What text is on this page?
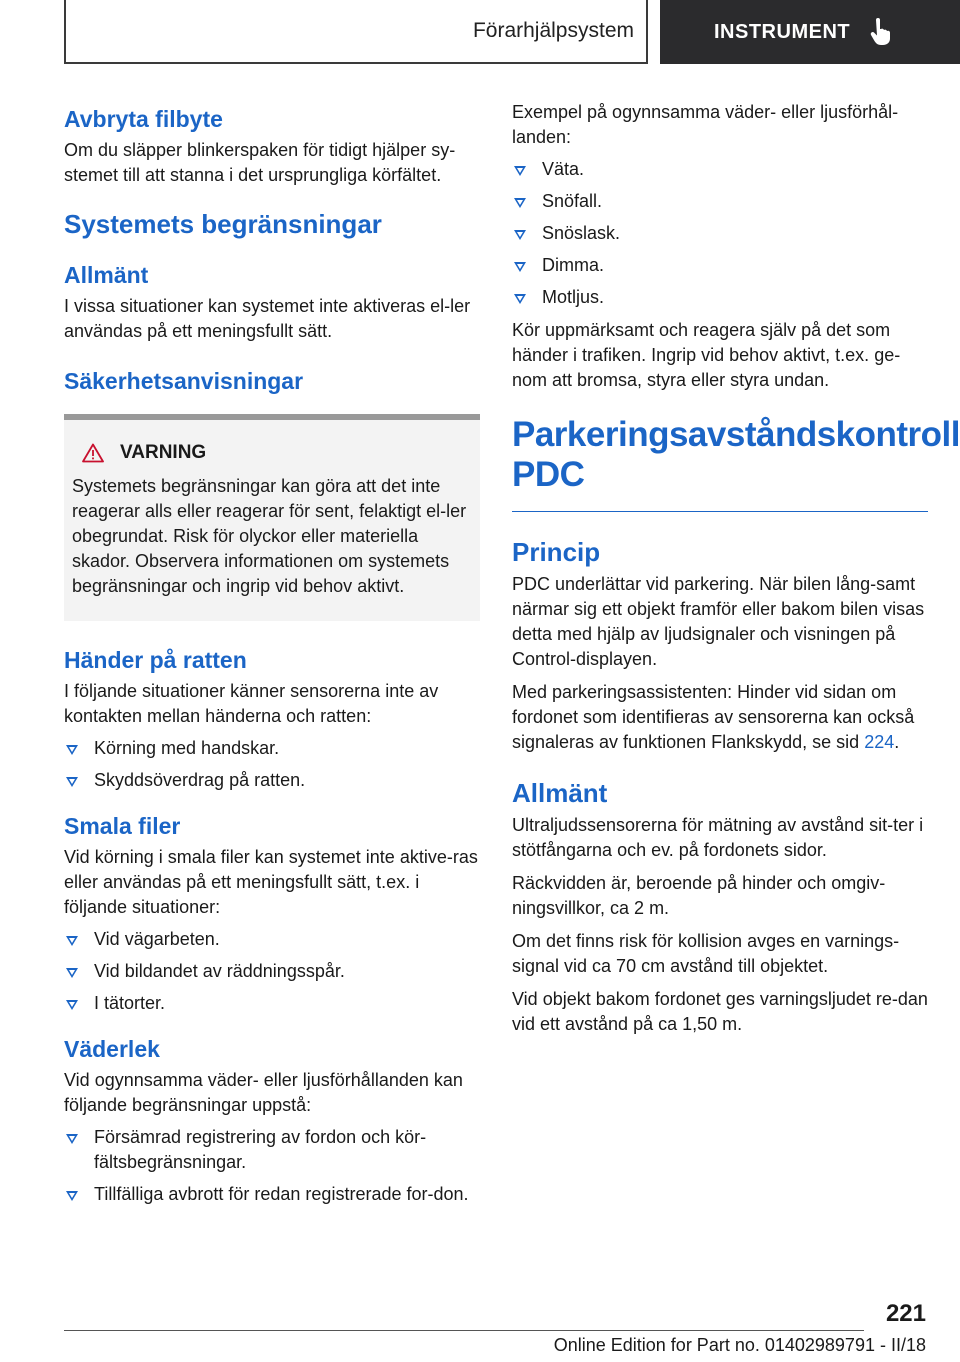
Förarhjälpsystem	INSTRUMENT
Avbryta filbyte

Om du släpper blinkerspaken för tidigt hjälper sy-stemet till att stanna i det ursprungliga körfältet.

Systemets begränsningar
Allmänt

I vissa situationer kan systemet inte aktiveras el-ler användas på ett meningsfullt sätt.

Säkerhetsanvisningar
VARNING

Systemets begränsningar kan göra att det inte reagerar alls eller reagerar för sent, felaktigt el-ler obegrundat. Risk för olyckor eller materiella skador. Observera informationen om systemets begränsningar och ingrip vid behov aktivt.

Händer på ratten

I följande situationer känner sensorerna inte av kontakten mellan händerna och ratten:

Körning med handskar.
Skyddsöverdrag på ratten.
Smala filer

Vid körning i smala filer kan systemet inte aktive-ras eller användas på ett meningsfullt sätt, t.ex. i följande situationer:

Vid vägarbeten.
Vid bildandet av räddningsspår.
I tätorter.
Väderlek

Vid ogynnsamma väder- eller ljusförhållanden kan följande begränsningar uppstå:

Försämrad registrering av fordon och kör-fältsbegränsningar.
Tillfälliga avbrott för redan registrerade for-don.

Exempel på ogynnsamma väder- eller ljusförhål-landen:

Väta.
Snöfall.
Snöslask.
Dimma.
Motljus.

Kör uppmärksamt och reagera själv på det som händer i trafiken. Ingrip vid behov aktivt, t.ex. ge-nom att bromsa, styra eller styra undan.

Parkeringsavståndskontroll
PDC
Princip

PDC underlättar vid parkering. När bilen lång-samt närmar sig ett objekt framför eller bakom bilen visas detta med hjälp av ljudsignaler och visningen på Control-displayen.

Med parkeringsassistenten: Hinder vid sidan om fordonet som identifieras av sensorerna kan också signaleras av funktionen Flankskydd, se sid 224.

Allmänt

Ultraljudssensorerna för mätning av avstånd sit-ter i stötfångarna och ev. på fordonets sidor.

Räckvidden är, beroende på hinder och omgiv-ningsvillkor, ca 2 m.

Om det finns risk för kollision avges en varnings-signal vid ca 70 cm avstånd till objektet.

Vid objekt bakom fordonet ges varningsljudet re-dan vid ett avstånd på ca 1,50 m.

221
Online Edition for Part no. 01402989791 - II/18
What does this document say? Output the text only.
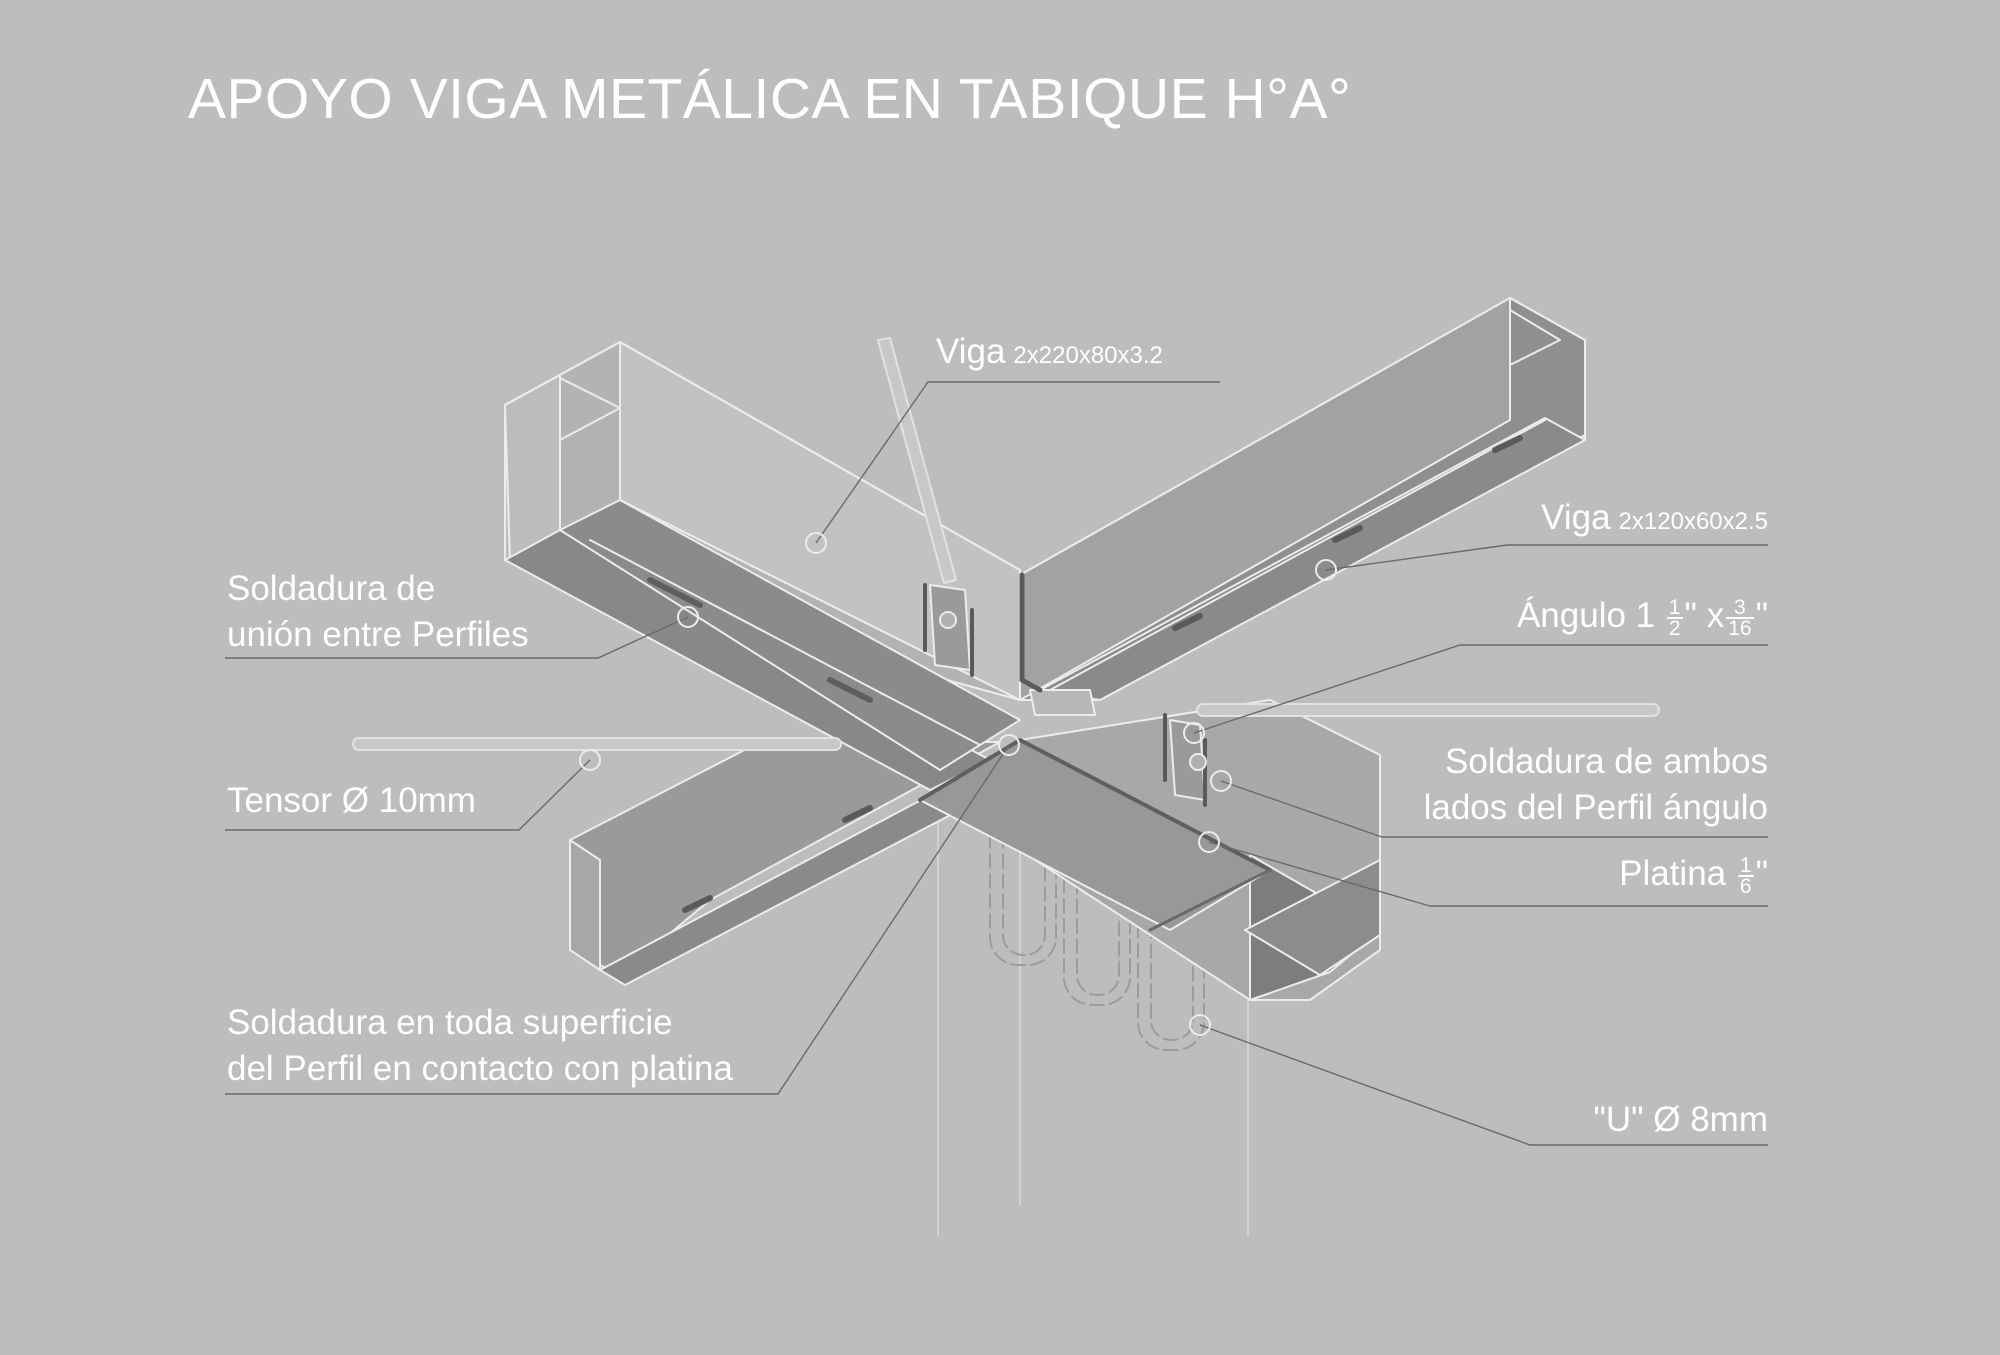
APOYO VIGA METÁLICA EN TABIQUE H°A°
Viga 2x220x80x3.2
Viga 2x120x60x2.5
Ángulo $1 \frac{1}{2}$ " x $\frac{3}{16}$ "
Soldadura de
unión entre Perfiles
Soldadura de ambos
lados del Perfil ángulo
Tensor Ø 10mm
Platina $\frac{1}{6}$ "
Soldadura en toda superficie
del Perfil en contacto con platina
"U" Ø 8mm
┄┄┄┄┄┄
◆ **Short problem**: Looking back at the lines above, state how many contain the word "filer", and supply nothing besides the number.

◆ **Finished task**: 2